= The request =
Copy all of the material exactly. Pictures are not to appear in the copy.

= Extracted material =

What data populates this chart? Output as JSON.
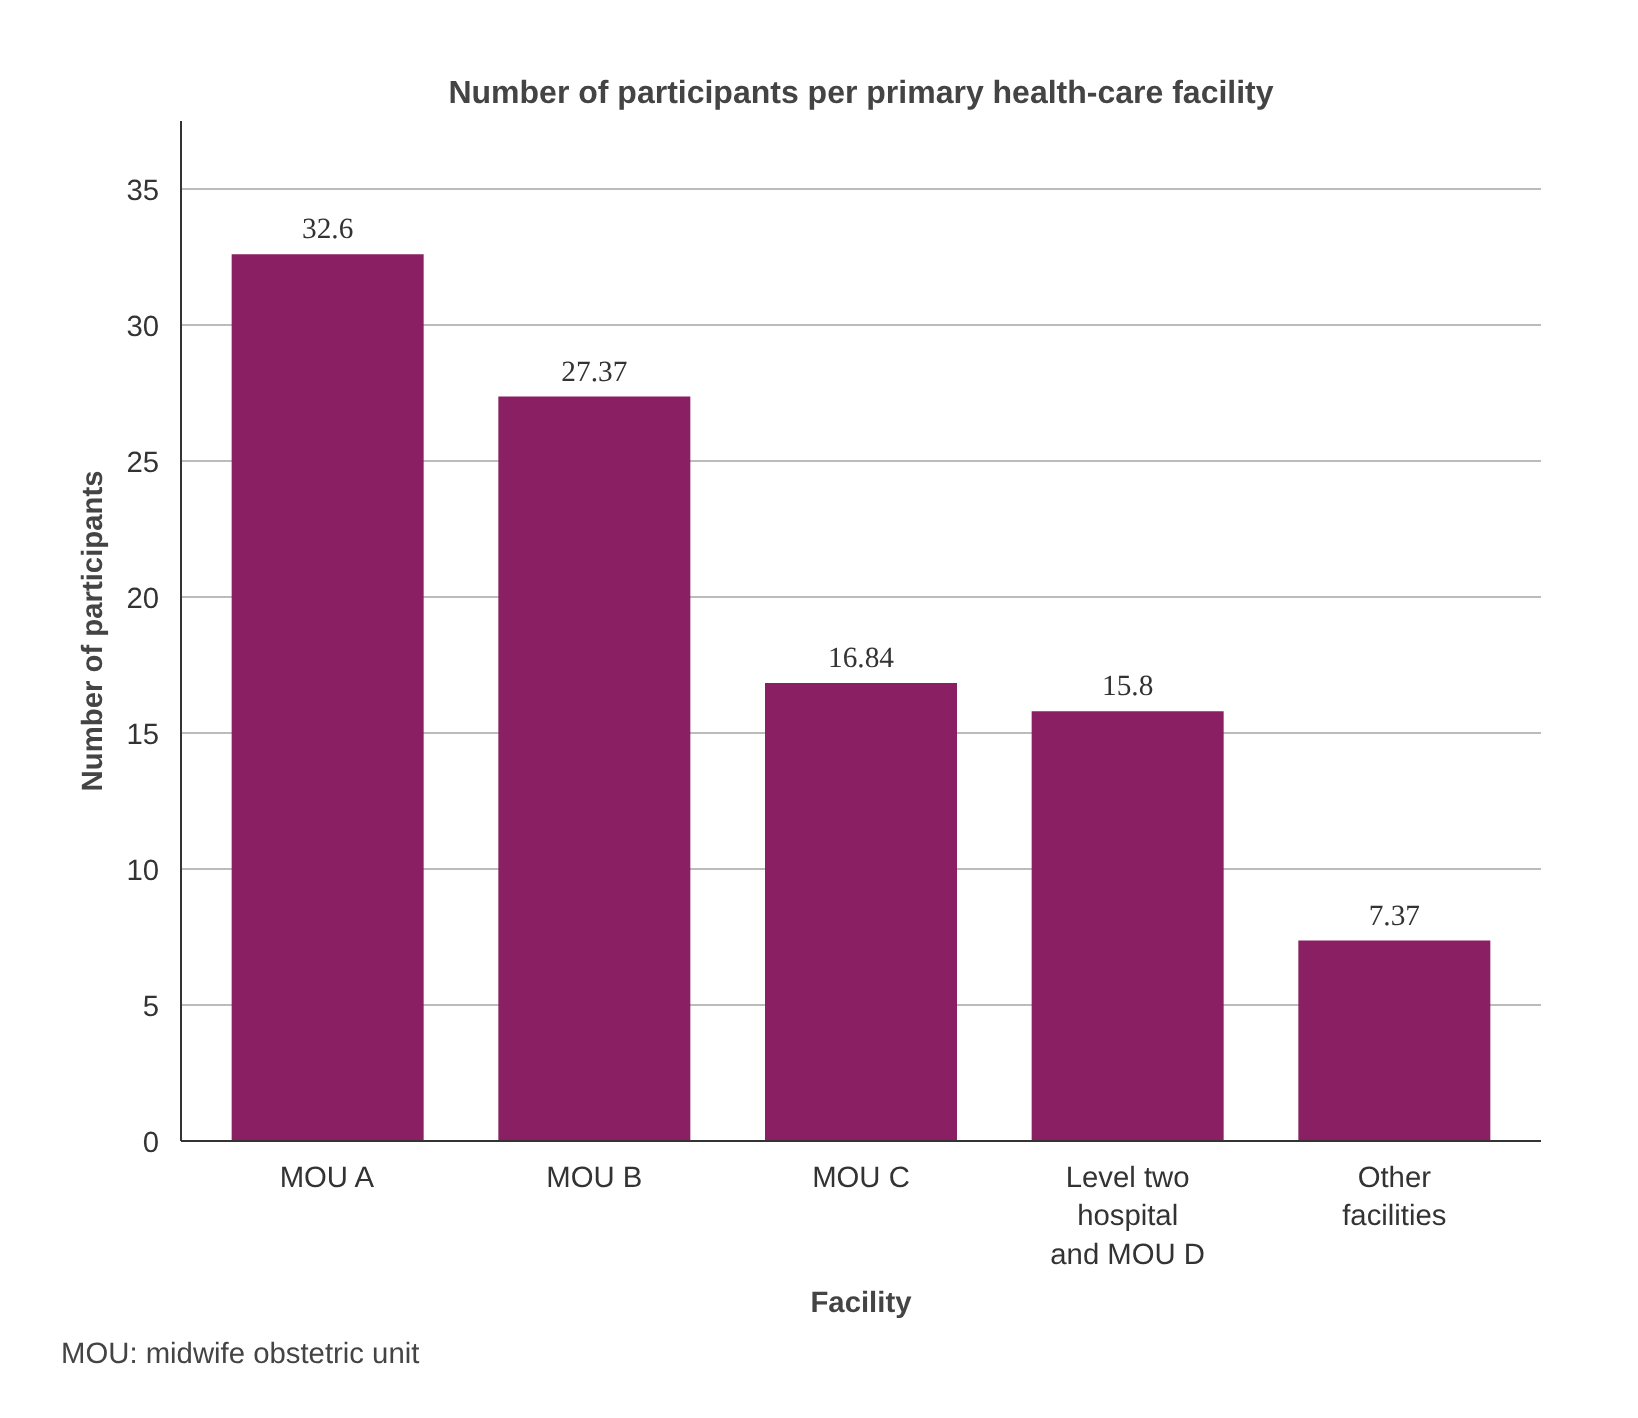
{
  "chart_data": {
    "type": "bar",
    "title": "Number of participants per primary health-care facility",
    "xlabel": "Facility",
    "ylabel": "Number of participants",
    "categories": [
      "MOU A",
      "MOU B",
      "MOU C",
      "Level two hospital and MOU D",
      "Other facilities"
    ],
    "values": [
      32.6,
      27.37,
      16.84,
      15.8,
      7.37
    ],
    "color": "#8b1f63",
    "ylim": [
      0,
      37.5
    ],
    "yticks": [
      0,
      5,
      10,
      15,
      20,
      25,
      30,
      35
    ],
    "grid": "y",
    "data_labels": true,
    "annotations": [
      "MOU: midwife obstetric unit"
    ]
  }
}
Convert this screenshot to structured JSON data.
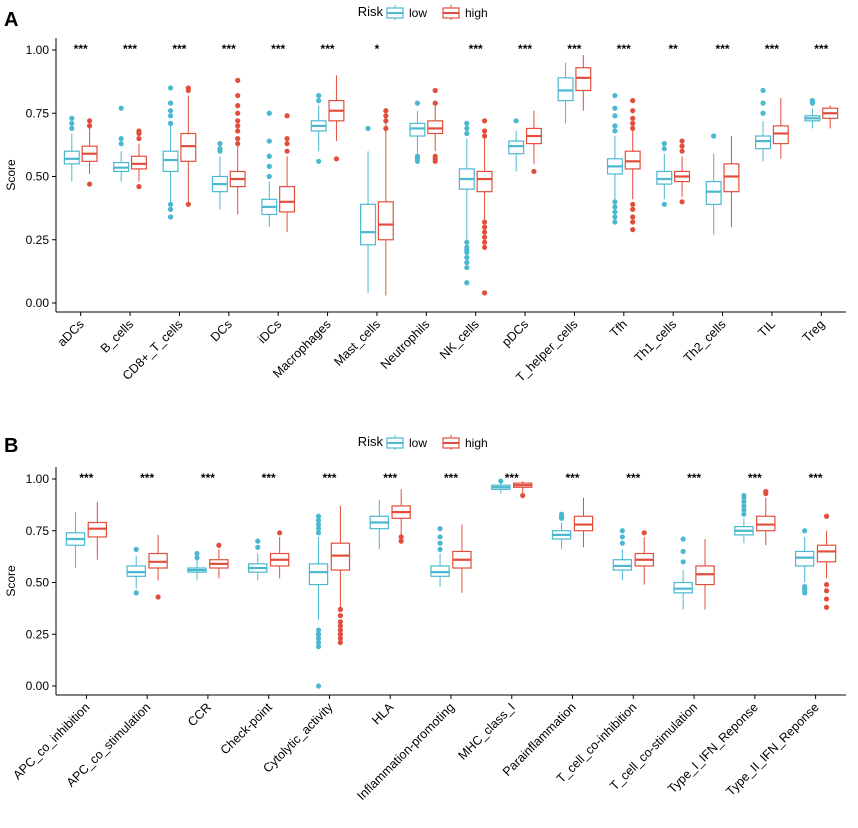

= Answer to this exercise =
What data populates this chart? Output as JSON.
{
  "chart_data": {
    "type": "bar",
    "title": "Number of participants per primary health-care facility",
    "xlabel": "Facility",
    "ylabel": "Number of participants",
    "categories": [
      "MOU A",
      "MOU B",
      "MOU C",
      "Level two hospital and MOU D",
      "Other facilities"
    ],
    "values": [
      32.6,
      27.37,
      16.84,
      15.8,
      7.37
    ],
    "color": "#8b1f63",
    "ylim": [
      0,
      37.5
    ],
    "yticks": [
      0,
      5,
      10,
      15,
      20,
      25,
      30,
      35
    ],
    "grid": "y",
    "data_labels": true,
    "annotations": [
      "MOU: midwife obstetric unit"
    ]
  }
}
Convert this screenshot to structured JSON data.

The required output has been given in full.